▸ Dataset items
%%

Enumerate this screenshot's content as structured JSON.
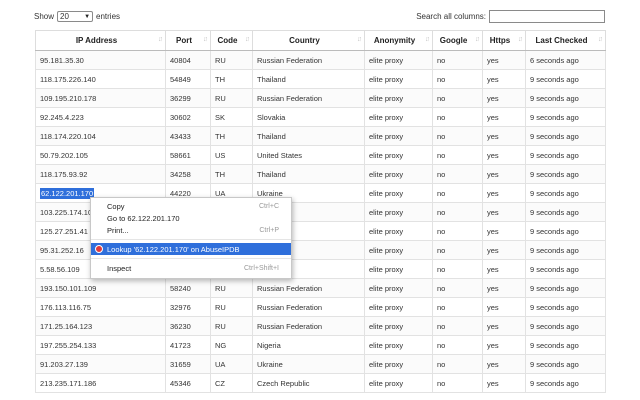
{
  "controls": {
    "show_label": "Show",
    "page_size": "20",
    "entries_label": "entries",
    "search_label": "Search all columns:",
    "search_value": ""
  },
  "columns": [
    "IP Address",
    "Port",
    "Code",
    "Country",
    "Anonymity",
    "Google",
    "Https",
    "Last Checked"
  ],
  "rows": [
    [
      "95.181.35.30",
      "40804",
      "RU",
      "Russian Federation",
      "elite proxy",
      "no",
      "yes",
      "6 seconds ago"
    ],
    [
      "118.175.226.140",
      "54849",
      "TH",
      "Thailand",
      "elite proxy",
      "no",
      "yes",
      "9 seconds ago"
    ],
    [
      "109.195.210.178",
      "36299",
      "RU",
      "Russian Federation",
      "elite proxy",
      "no",
      "yes",
      "9 seconds ago"
    ],
    [
      "92.245.4.223",
      "30602",
      "SK",
      "Slovakia",
      "elite proxy",
      "no",
      "yes",
      "9 seconds ago"
    ],
    [
      "118.174.220.104",
      "43433",
      "TH",
      "Thailand",
      "elite proxy",
      "no",
      "yes",
      "9 seconds ago"
    ],
    [
      "50.79.202.105",
      "58661",
      "US",
      "United States",
      "elite proxy",
      "no",
      "yes",
      "9 seconds ago"
    ],
    [
      "118.175.93.92",
      "34258",
      "TH",
      "Thailand",
      "elite proxy",
      "no",
      "yes",
      "9 seconds ago"
    ],
    [
      "62.122.201.170",
      "44220",
      "UA",
      "Ukraine",
      "elite proxy",
      "no",
      "yes",
      "9 seconds ago"
    ],
    [
      "103.225.174.10",
      "",
      "",
      "",
      "elite proxy",
      "no",
      "yes",
      "9 seconds ago"
    ],
    [
      "125.27.251.41",
      "",
      "",
      "",
      "elite proxy",
      "no",
      "yes",
      "9 seconds ago"
    ],
    [
      "95.31.252.16",
      "",
      "",
      "eration",
      "elite proxy",
      "no",
      "yes",
      "9 seconds ago"
    ],
    [
      "5.58.56.109",
      "",
      "",
      "",
      "elite proxy",
      "no",
      "yes",
      "9 seconds ago"
    ],
    [
      "193.150.101.109",
      "58240",
      "RU",
      "Russian Federation",
      "elite proxy",
      "no",
      "yes",
      "9 seconds ago"
    ],
    [
      "176.113.116.75",
      "32976",
      "RU",
      "Russian Federation",
      "elite proxy",
      "no",
      "yes",
      "9 seconds ago"
    ],
    [
      "171.25.164.123",
      "36230",
      "RU",
      "Russian Federation",
      "elite proxy",
      "no",
      "yes",
      "9 seconds ago"
    ],
    [
      "197.255.254.133",
      "41723",
      "NG",
      "Nigeria",
      "elite proxy",
      "no",
      "yes",
      "9 seconds ago"
    ],
    [
      "91.203.27.139",
      "31659",
      "UA",
      "Ukraine",
      "elite proxy",
      "no",
      "yes",
      "9 seconds ago"
    ],
    [
      "213.235.171.186",
      "45346",
      "CZ",
      "Czech Republic",
      "elite proxy",
      "no",
      "yes",
      "9 seconds ago"
    ]
  ],
  "context_menu": {
    "items": [
      {
        "label": "Copy",
        "shortcut": "Ctrl+C"
      },
      {
        "label": "Go to 62.122.201.170",
        "shortcut": ""
      },
      {
        "label": "Print...",
        "shortcut": "Ctrl+P"
      },
      {
        "label": "Lookup '62.122.201.170' on AbuseIPDB",
        "shortcut": "",
        "icon": "abuseipdb-icon"
      },
      {
        "label": "Inspect",
        "shortcut": "Ctrl+Shift+I"
      }
    ]
  },
  "colors": {
    "selection": "#2f6fdb",
    "abuse_icon": "#e03a3a"
  }
}
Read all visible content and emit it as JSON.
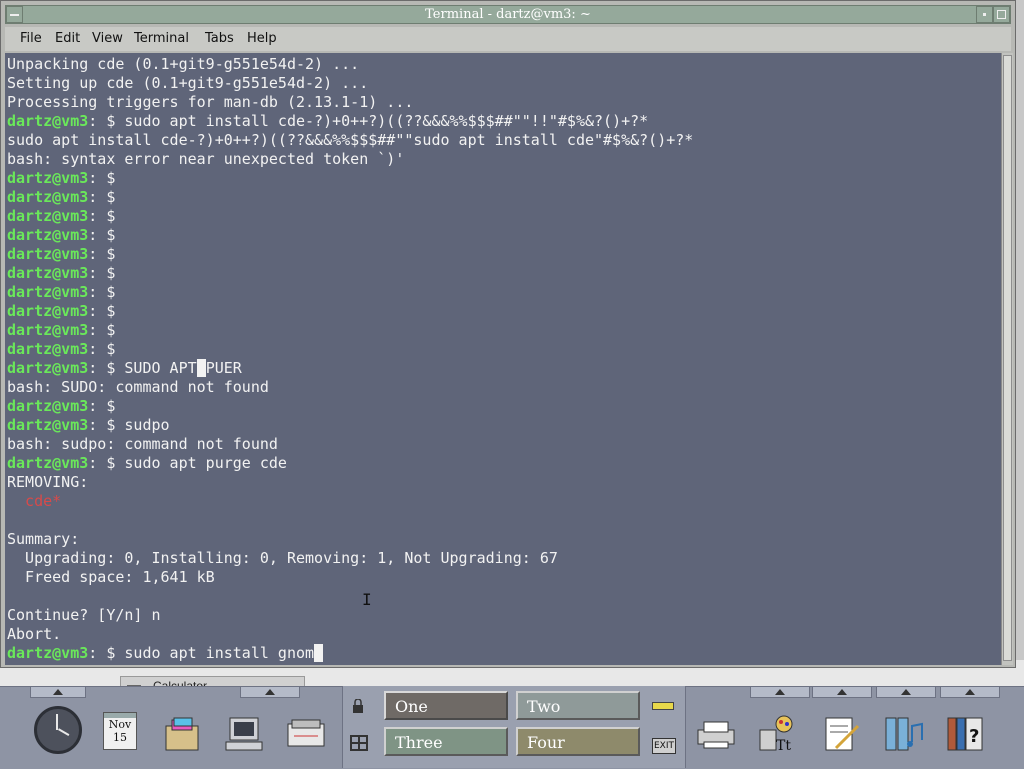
{
  "window": {
    "title": "Terminal - dartz@vm3: ~"
  },
  "menu": [
    "File",
    "Edit",
    "View",
    "Terminal",
    "Tabs",
    "Help"
  ],
  "terminal": {
    "prompt_user": "dartz@vm3",
    "prompt_suffix": ": $ ",
    "lines": [
      {
        "t": "text",
        "text": "Unpacking cde (0.1+git9-g551e54d-2) ..."
      },
      {
        "t": "text",
        "text": "Setting up cde (0.1+git9-g551e54d-2) ..."
      },
      {
        "t": "text",
        "text": "Processing triggers for man-db (2.13.1-1) ..."
      },
      {
        "t": "prompt",
        "cmd": "sudo apt install cde-?)+0++?)((??&&&%%$$$##\"\"!!\"#$%&?()+?*"
      },
      {
        "t": "text",
        "text": "sudo apt install cde-?)+0++?)((??&&&%%$$$##\"\"sudo apt install cde\"#$%&?()+?*"
      },
      {
        "t": "text",
        "text": "bash: syntax error near unexpected token `)'"
      },
      {
        "t": "prompt",
        "cmd": ""
      },
      {
        "t": "prompt",
        "cmd": ""
      },
      {
        "t": "prompt",
        "cmd": ""
      },
      {
        "t": "prompt",
        "cmd": ""
      },
      {
        "t": "prompt",
        "cmd": ""
      },
      {
        "t": "prompt",
        "cmd": ""
      },
      {
        "t": "prompt",
        "cmd": ""
      },
      {
        "t": "prompt",
        "cmd": ""
      },
      {
        "t": "prompt",
        "cmd": ""
      },
      {
        "t": "prompt",
        "cmd": ""
      },
      {
        "t": "prompt",
        "cmd": "SUDO APT",
        "cursor": " ",
        "after": "PUER"
      },
      {
        "t": "text",
        "text": "bash: SUDO: command not found"
      },
      {
        "t": "prompt",
        "cmd": ""
      },
      {
        "t": "prompt",
        "cmd": "sudpo"
      },
      {
        "t": "text",
        "text": "bash: sudpo: command not found"
      },
      {
        "t": "prompt",
        "cmd": "sudo apt purge cde"
      },
      {
        "t": "text",
        "text": "REMOVING:"
      },
      {
        "t": "red",
        "text": "  cde*"
      },
      {
        "t": "text",
        "text": ""
      },
      {
        "t": "text",
        "text": "Summary:"
      },
      {
        "t": "text",
        "text": "  Upgrading: 0, Installing: 0, Removing: 1, Not Upgrading: 67"
      },
      {
        "t": "text",
        "text": "  Freed space: 1,641 kB"
      },
      {
        "t": "text",
        "text": ""
      },
      {
        "t": "text",
        "text": "Continue? [Y/n] n"
      },
      {
        "t": "text",
        "text": "Abort."
      },
      {
        "t": "prompt",
        "cmd": "sudo apt install gnom",
        "cursor": " "
      }
    ]
  },
  "background": {
    "calculator_label": "Calculator"
  },
  "front_panel": {
    "calendar_month": "Nov",
    "calendar_day": "15",
    "workspaces": [
      "One",
      "Two",
      "Three",
      "Four"
    ],
    "exit_label": "EXIT"
  },
  "colors": {
    "terminal_bg": "#5f6579",
    "terminal_fg": "#f2f2f2",
    "prompt": "#6ae85a",
    "error_red": "#d84a4a",
    "titlebar": "#95a99b",
    "panel": "#8e94a4"
  }
}
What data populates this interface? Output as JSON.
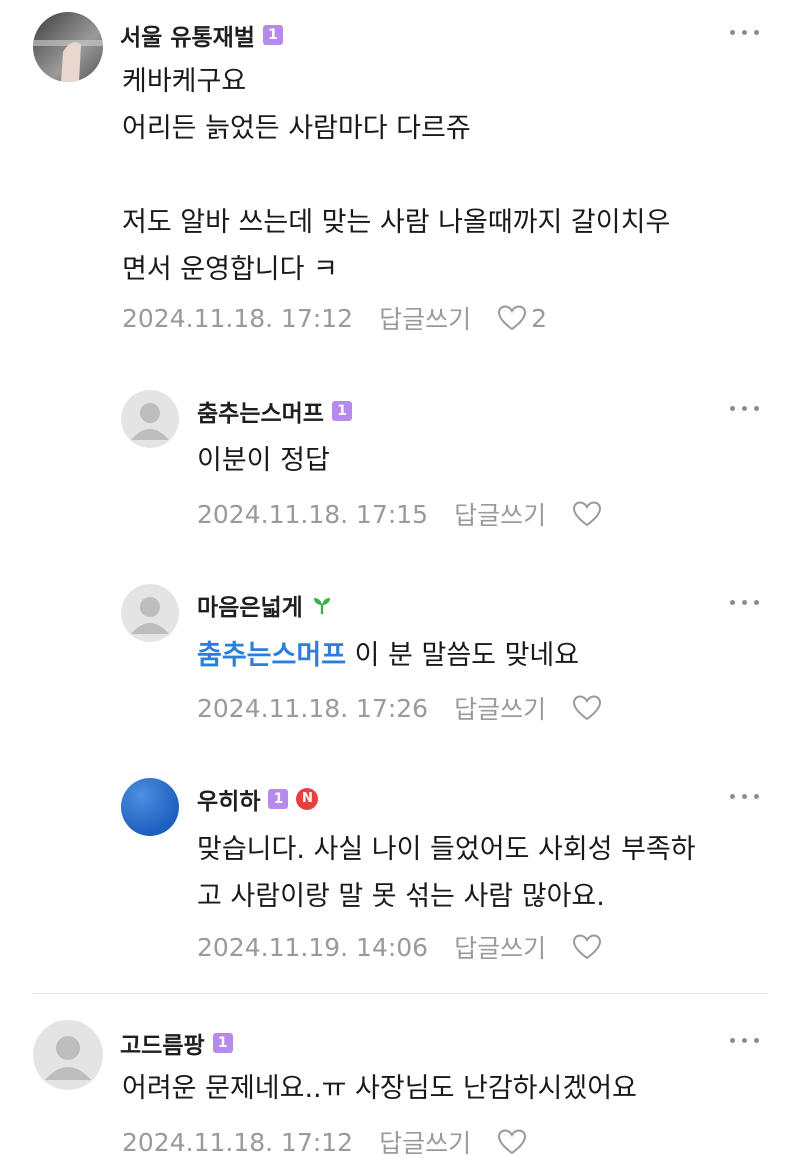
{
  "comments": [
    {
      "author": "서울 유통재벌",
      "level": "1",
      "lines": [
        "케바케구요",
        "어리든 늙었든 사람마다 다르쥬",
        "",
        "저도 알바 쓰는데 맞는 사람 나올때까지 갈이치우",
        "면서 운영합니다 ㅋ"
      ],
      "date": "2024.11.18. 17:12",
      "reply_label": "답글쓰기",
      "likes": "2"
    },
    {
      "author": "춤추는스머프",
      "level": "1",
      "lines": [
        "이분이 정답"
      ],
      "date": "2024.11.18. 17:15",
      "reply_label": "답글쓰기"
    },
    {
      "author": "마음은넓게",
      "mention": "춤추는스머프",
      "text": " 이 분 말씀도 맞네요",
      "date": "2024.11.18. 17:26",
      "reply_label": "답글쓰기"
    },
    {
      "author": "우히하",
      "level": "1",
      "badge": "N",
      "lines": [
        "맞습니다. 사실 나이 들었어도 사회성 부족하",
        "고 사람이랑 말 못 섞는 사람 많아요."
      ],
      "date": "2024.11.19. 14:06",
      "reply_label": "답글쓰기"
    },
    {
      "author": "고드름팡",
      "level": "1",
      "lines": [
        "어려운 문제네요..ㅠ 사장님도 난감하시겠어요"
      ],
      "date": "2024.11.18. 17:12",
      "reply_label": "답글쓰기"
    }
  ],
  "colors": {
    "level_badge": "#b58ae8",
    "mention": "#2a7fdc",
    "meta": "#9a9a9a",
    "new_badge": "#e8403d"
  },
  "icons": {
    "more": "more-dots-icon",
    "like": "heart-outline-icon",
    "sprout": "sprout-icon"
  }
}
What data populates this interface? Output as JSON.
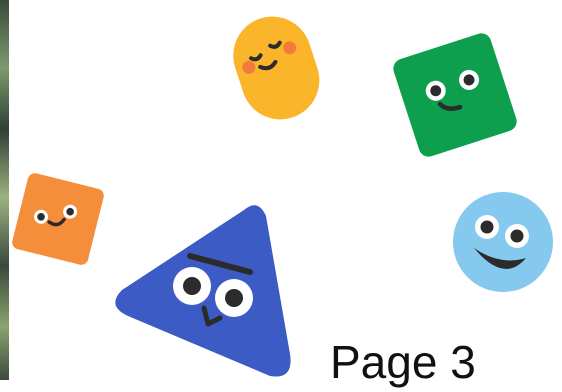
{
  "page": {
    "label": "Page 3"
  },
  "characters": [
    {
      "name": "yellow-pill",
      "color": "#FBB52B",
      "expression": "sleepy-happy"
    },
    {
      "name": "green-square",
      "color": "#0E9F4E",
      "expression": "smile"
    },
    {
      "name": "orange-square",
      "color": "#F58E3A",
      "expression": "smile"
    },
    {
      "name": "blue-triangle",
      "color": "#3C5BC5",
      "expression": "grumpy"
    },
    {
      "name": "light-blue-circle",
      "color": "#86C9EE",
      "expression": "grin"
    }
  ],
  "colors": {
    "background": "#FFFFFF",
    "face": "#2B2B2B",
    "cheek": "#F27A3B"
  }
}
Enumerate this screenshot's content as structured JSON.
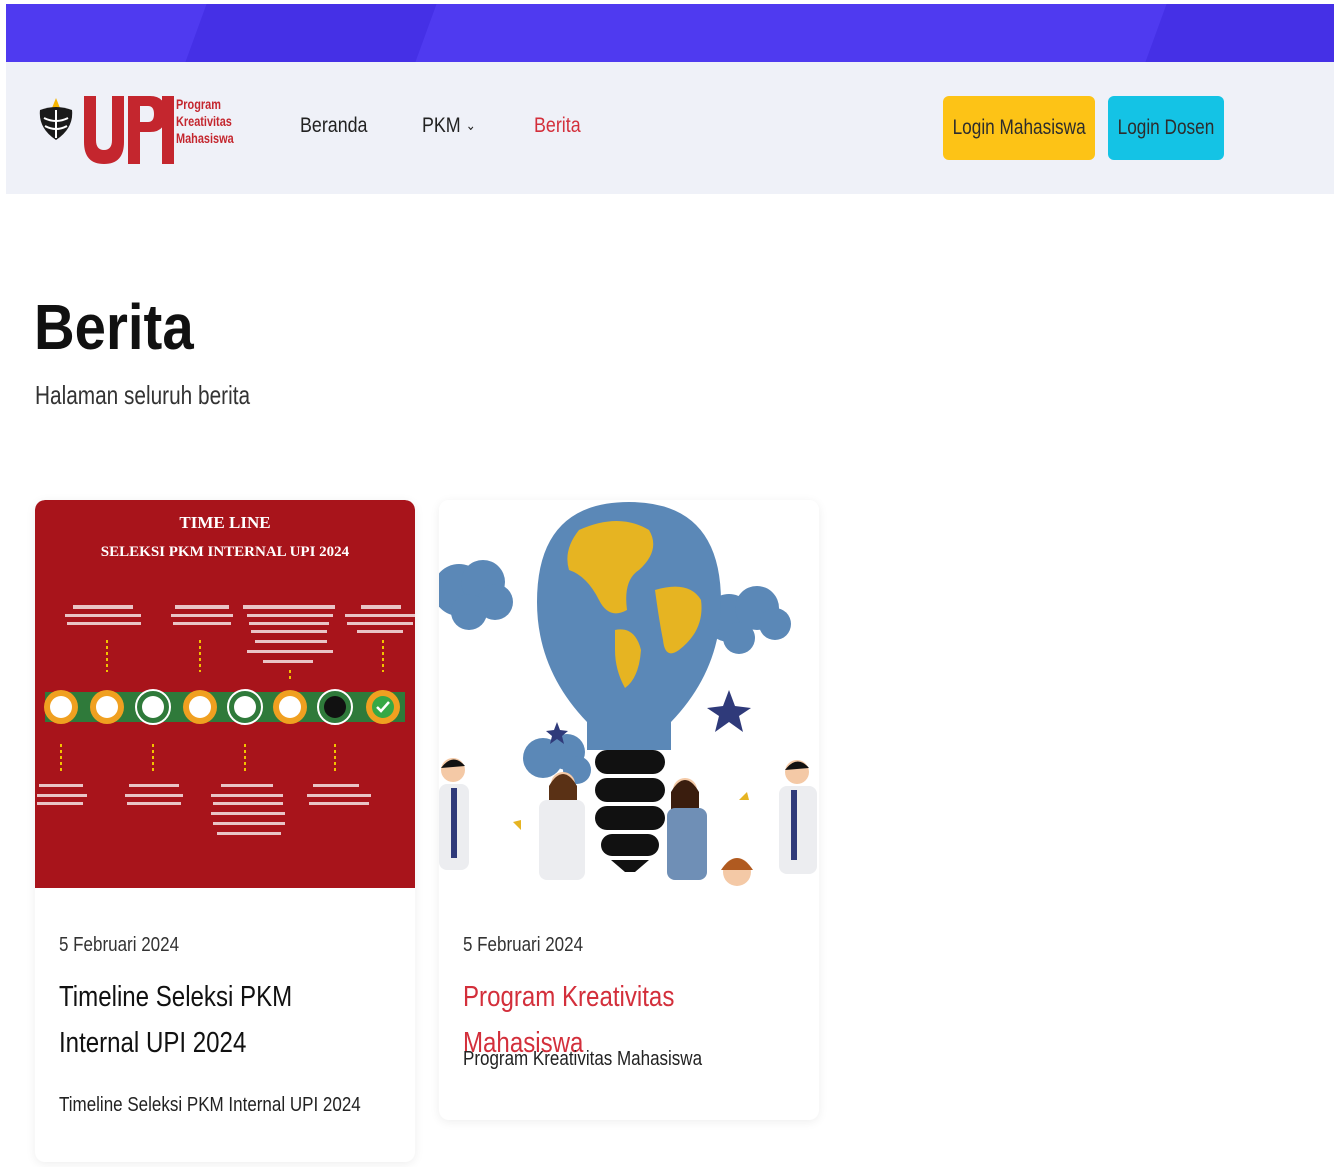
{
  "brand": {
    "logo_text": "UPI",
    "tagline_line1": "Program",
    "tagline_line2": "Kreativitas",
    "tagline_line3": "Mahasiswa",
    "primary_red": "#c4262e",
    "accent_purple": "#4f3af0"
  },
  "nav": {
    "items": [
      {
        "label": "Beranda",
        "active": false
      },
      {
        "label": "PKM",
        "active": false,
        "has_dropdown": true
      },
      {
        "label": "Berita",
        "active": true
      }
    ],
    "login_mahasiswa": "Login Mahasiswa",
    "login_dosen": "Login Dosen",
    "chevron_icon": "chevron-down-icon"
  },
  "page": {
    "title": "Berita",
    "subtitle": "Halaman seluruh berita"
  },
  "news": [
    {
      "image_title_line1": "TIME LINE",
      "image_title_line2": "SELEKSI PKM INTERNAL UPI 2024",
      "date": "5 Februari 2024",
      "title": "Timeline Seleksi PKM Internal UPI 2024",
      "description": "Timeline Seleksi PKM Internal UPI 2024"
    },
    {
      "date": "5 Februari 2024",
      "title": "Program Kreativitas Mahasiswa",
      "description": "Program Kreativitas Mahasiswa"
    }
  ]
}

%%

▸ DIRECTIVE
Across the records, how many lines contain "expression"? Only the number should be given.

▸ REPLY
5